▶ **WHAT TO PRODUCE**
Return the listing below word for word.

Records from a data source
* BEGIN *

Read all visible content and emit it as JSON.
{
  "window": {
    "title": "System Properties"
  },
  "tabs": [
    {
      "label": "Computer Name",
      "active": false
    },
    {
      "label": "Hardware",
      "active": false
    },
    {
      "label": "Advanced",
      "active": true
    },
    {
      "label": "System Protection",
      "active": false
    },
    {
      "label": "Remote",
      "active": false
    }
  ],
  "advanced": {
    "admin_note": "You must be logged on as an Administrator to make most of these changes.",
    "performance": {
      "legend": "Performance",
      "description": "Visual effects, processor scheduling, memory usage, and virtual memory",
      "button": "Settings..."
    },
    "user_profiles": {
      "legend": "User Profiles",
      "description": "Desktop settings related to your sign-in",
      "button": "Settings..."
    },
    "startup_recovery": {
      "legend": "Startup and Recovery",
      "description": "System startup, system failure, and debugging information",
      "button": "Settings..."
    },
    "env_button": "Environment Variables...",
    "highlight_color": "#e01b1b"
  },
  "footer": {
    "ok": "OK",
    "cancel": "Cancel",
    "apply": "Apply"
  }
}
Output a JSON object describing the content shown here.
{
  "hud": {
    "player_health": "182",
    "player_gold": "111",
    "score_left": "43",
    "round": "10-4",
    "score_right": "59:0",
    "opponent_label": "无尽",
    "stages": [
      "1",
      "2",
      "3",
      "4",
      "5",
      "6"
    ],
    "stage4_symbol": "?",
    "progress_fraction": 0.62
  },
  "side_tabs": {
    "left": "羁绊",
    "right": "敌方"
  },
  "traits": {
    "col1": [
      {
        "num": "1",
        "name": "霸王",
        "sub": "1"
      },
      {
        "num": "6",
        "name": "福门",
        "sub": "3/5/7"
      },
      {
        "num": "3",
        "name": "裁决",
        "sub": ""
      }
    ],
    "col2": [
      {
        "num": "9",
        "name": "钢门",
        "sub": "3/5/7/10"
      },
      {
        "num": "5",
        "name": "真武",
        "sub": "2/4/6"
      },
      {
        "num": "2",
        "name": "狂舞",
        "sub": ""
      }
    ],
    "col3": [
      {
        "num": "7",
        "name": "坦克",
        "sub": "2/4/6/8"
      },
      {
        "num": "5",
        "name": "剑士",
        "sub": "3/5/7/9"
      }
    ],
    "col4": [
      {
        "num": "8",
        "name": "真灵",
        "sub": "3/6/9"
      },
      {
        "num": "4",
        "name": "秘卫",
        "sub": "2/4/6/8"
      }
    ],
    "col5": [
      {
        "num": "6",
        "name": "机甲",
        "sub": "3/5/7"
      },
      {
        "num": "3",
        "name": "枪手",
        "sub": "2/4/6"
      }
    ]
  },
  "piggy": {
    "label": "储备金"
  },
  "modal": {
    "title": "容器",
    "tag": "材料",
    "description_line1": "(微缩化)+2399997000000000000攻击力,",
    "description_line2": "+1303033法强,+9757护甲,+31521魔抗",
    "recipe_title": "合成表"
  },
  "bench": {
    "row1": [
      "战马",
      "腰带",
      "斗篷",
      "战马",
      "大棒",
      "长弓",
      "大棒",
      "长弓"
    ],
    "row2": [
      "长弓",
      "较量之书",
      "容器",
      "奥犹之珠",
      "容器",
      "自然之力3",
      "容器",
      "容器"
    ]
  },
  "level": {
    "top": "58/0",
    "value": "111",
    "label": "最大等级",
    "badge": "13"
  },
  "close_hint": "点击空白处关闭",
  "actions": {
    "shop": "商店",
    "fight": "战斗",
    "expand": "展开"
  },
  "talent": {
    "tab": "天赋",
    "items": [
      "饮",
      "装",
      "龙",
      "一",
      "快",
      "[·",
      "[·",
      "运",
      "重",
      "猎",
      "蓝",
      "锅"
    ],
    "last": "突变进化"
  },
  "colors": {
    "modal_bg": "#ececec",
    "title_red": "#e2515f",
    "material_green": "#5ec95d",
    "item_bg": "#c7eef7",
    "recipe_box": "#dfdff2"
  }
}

* END *

▶ **WRITTEN SOLUTION**
Read all visible content and emit it as JSON.
{
  "window": {
    "title": "System Properties"
  },
  "tabs": [
    {
      "label": "Computer Name",
      "active": false
    },
    {
      "label": "Hardware",
      "active": false
    },
    {
      "label": "Advanced",
      "active": true
    },
    {
      "label": "System Protection",
      "active": false
    },
    {
      "label": "Remote",
      "active": false
    }
  ],
  "advanced": {
    "admin_note": "You must be logged on as an Administrator to make most of these changes.",
    "performance": {
      "legend": "Performance",
      "description": "Visual effects, processor scheduling, memory usage, and virtual memory",
      "button": "Settings..."
    },
    "user_profiles": {
      "legend": "User Profiles",
      "description": "Desktop settings related to your sign-in",
      "button": "Settings..."
    },
    "startup_recovery": {
      "legend": "Startup and Recovery",
      "description": "System startup, system failure, and debugging information",
      "button": "Settings..."
    },
    "env_button": "Environment Variables...",
    "highlight_color": "#e01b1b"
  },
  "footer": {
    "ok": "OK",
    "cancel": "Cancel",
    "apply": "Apply"
  }
}
Output a JSON object describing the content shown here.
{
  "hud": {
    "player_health": "182",
    "player_gold": "111",
    "score_left": "43",
    "round": "10-4",
    "score_right": "59:0",
    "opponent_label": "无尽",
    "stages": [
      "1",
      "2",
      "3",
      "4",
      "5",
      "6"
    ],
    "stage4_symbol": "?",
    "progress_fraction": 0.62
  },
  "side_tabs": {
    "left": "羁绊",
    "right": "敌方"
  },
  "traits": {
    "col1": [
      {
        "num": "1",
        "name": "霸王",
        "sub": "1"
      },
      {
        "num": "6",
        "name": "福门",
        "sub": "3/5/7"
      },
      {
        "num": "3",
        "name": "裁决",
        "sub": ""
      }
    ],
    "col2": [
      {
        "num": "9",
        "name": "钢门",
        "sub": "3/5/7/10"
      },
      {
        "num": "5",
        "name": "真武",
        "sub": "2/4/6"
      },
      {
        "num": "2",
        "name": "狂舞",
        "sub": ""
      }
    ],
    "col3": [
      {
        "num": "7",
        "name": "坦克",
        "sub": "2/4/6/8"
      },
      {
        "num": "5",
        "name": "剑士",
        "sub": "3/5/7/9"
      }
    ],
    "col4": [
      {
        "num": "8",
        "name": "真灵",
        "sub": "3/6/9"
      },
      {
        "num": "4",
        "name": "秘卫",
        "sub": "2/4/6/8"
      }
    ],
    "col5": [
      {
        "num": "6",
        "name": "机甲",
        "sub": "3/5/7"
      },
      {
        "num": "3",
        "name": "枪手",
        "sub": "2/4/6"
      }
    ]
  },
  "piggy": {
    "label": "储备金"
  },
  "modal": {
    "title": "容器",
    "tag": "材料",
    "description_line1": "(微缩化)+2399997000000000000攻击力,",
    "description_line2": "+1303033法强,+9757护甲,+31521魔抗",
    "recipe_title": "合成表"
  },
  "bench": {
    "row1": [
      "战马",
      "腰带",
      "斗篷",
      "战马",
      "大棒",
      "长弓",
      "大棒",
      "长弓"
    ],
    "row2": [
      "长弓",
      "较量之书",
      "容器",
      "奥犹之珠",
      "容器",
      "自然之力3",
      "容器",
      "容器"
    ]
  },
  "level": {
    "top": "58/0",
    "value": "111",
    "label": "最大等级",
    "badge": "13"
  },
  "close_hint": "点击空白处关闭",
  "actions": {
    "shop": "商店",
    "fight": "战斗",
    "expand": "展开"
  },
  "talent": {
    "tab": "天赋",
    "items": [
      "饮",
      "装",
      "龙",
      "一",
      "快",
      "[·",
      "[·",
      "运",
      "重",
      "猎",
      "蓝",
      "锅"
    ],
    "last": "突变进化"
  },
  "colors": {
    "modal_bg": "#ececec",
    "title_red": "#e2515f",
    "material_green": "#5ec95d",
    "item_bg": "#c7eef7",
    "recipe_box": "#dfdff2"
  }
}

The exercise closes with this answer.